- [GIVEN EXERCISE] Every record that follows should be printed verbatim.

- [TASK INPUTS]

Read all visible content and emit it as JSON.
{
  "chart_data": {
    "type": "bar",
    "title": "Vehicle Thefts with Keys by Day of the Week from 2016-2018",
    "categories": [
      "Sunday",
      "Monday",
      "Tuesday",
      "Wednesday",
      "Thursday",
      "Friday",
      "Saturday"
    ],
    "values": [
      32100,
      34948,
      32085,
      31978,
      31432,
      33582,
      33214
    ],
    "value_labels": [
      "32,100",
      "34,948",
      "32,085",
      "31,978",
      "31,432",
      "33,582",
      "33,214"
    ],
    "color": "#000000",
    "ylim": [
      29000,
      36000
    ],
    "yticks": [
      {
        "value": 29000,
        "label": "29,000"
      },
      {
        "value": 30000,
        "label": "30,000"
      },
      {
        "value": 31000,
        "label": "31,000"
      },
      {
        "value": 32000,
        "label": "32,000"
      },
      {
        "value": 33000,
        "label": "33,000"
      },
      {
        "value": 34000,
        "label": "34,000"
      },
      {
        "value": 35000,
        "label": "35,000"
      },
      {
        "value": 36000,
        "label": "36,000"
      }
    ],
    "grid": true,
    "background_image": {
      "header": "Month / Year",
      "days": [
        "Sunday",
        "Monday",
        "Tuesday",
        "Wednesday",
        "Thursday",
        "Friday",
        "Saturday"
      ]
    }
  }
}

- [THE RESULT]
Read all visible content and emit it as JSON.
{
  "chart_data": {
    "type": "bar",
    "title": "Vehicle Thefts with Keys by Day of the Week from 2016-2018",
    "categories": [
      "Sunday",
      "Monday",
      "Tuesday",
      "Wednesday",
      "Thursday",
      "Friday",
      "Saturday"
    ],
    "values": [
      32100,
      34948,
      32085,
      31978,
      31432,
      33582,
      33214
    ],
    "value_labels": [
      "32,100",
      "34,948",
      "32,085",
      "31,978",
      "31,432",
      "33,582",
      "33,214"
    ],
    "color": "#000000",
    "ylim": [
      29000,
      36000
    ],
    "yticks": [
      {
        "value": 29000,
        "label": "29,000"
      },
      {
        "value": 30000,
        "label": "30,000"
      },
      {
        "value": 31000,
        "label": "31,000"
      },
      {
        "value": 32000,
        "label": "32,000"
      },
      {
        "value": 33000,
        "label": "33,000"
      },
      {
        "value": 34000,
        "label": "34,000"
      },
      {
        "value": 35000,
        "label": "35,000"
      },
      {
        "value": 36000,
        "label": "36,000"
      }
    ],
    "grid": true,
    "background_image": {
      "header": "Month / Year",
      "days": [
        "Sunday",
        "Monday",
        "Tuesday",
        "Wednesday",
        "Thursday",
        "Friday",
        "Saturday"
      ]
    }
  }
}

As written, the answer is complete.